**Page extract:**
IBP, Inc. attempted to back out of a merger, purportedly due to Tyson Foods, Inc.’s financial problems, largely related to one of its subsidiaries. The IBP-Tyson Merger Agreement resulted from a vigorous auction process that pitted Tyson against the nation's number one pork producer, Smithfield Foods. To say that Tyson was eager to win the auction is to slight its ardent desire to possess IBP. During the bidding process, Tyson was anxious to ensure that it would acquire IBP, and to make sure Smithfield did not. This is a post-trial demand for specific performance.
Should specific performance be granted to Tyson?

**Supplied data:**

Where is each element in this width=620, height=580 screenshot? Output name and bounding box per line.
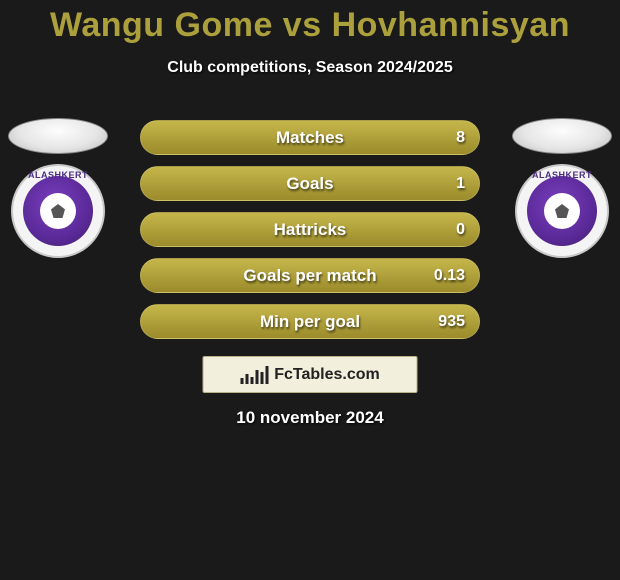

**Work to do:**
- 1) According to the IBP-Tyson merger summary, which company bid against Tyson in the auction for IBP?
- 2) Please continue the IBP-Tyson merger summary from where it stops.

**Answers to the problems:**
- 1) Smithfield Foods, the nation's number one pork producer.

- 2)
The court held the merger agreement and related contracts were valid and enforceable contracts, not induced by material misrepresentations or omissions. The merger agreement specifically allocated certain risks to IBP, including the risk of any losses or financial effects from the accounting improprieties at Tyson’s subsidiary, and those risks could not serve as a basis for IBP terminating the agreement. None of the non-subsidiary related issues the Security Exchange Commission raised constituted a contractually permissible basis for IBP to walk away from the merger. Tyson had not suffered a material adverse effect within the meaning of the agreement that excused IBP ‘s failure to close the merger. Specific performance was the decisively preferable remedy for IBP’s breach, as it was the only method by which to adequately redress the harm threatened to Tyson and its stockholders.